[GIVEN REQUEST] Can you retype every record below exactly as written?

[RECORDED INFORMATION]
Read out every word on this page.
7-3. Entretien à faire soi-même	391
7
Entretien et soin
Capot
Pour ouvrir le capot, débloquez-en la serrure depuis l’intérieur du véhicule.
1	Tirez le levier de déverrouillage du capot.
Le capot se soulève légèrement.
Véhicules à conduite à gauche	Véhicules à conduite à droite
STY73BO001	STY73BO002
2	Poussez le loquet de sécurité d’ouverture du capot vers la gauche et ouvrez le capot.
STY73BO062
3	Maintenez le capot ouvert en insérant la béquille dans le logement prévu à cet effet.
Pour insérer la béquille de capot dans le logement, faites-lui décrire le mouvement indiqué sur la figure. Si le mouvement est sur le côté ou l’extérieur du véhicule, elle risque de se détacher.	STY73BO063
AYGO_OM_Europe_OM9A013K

[RESPONSE TO THE EXERCISE]
Read out every word on this page.
7-3. Entretien à faire soi-même	391
7
Entretien et soin
Capot
Pour ouvrir le capot, débloquez-en la serrure depuis l’intérieur du véhicule.
1	Tirez le levier de déverrouillage du capot.
Le capot se soulève légèrement.
Véhicules à conduite à gauche	Véhicules à conduite à droite
STY73BO001	STY73BO002
2	Poussez le loquet de sécurité d’ouverture du capot vers la gauche et ouvrez le capot.
STY73BO062
3	Maintenez le capot ouvert en insérant la béquille dans le logement prévu à cet effet.
Pour insérer la béquille de capot dans le logement, faites-lui décrire le mouvement indiqué sur la figure. Si le mouvement est sur le côté ou l’extérieur du véhicule, elle risque de se détacher.	STY73BO063
AYGO_OM_Europe_OM9A013K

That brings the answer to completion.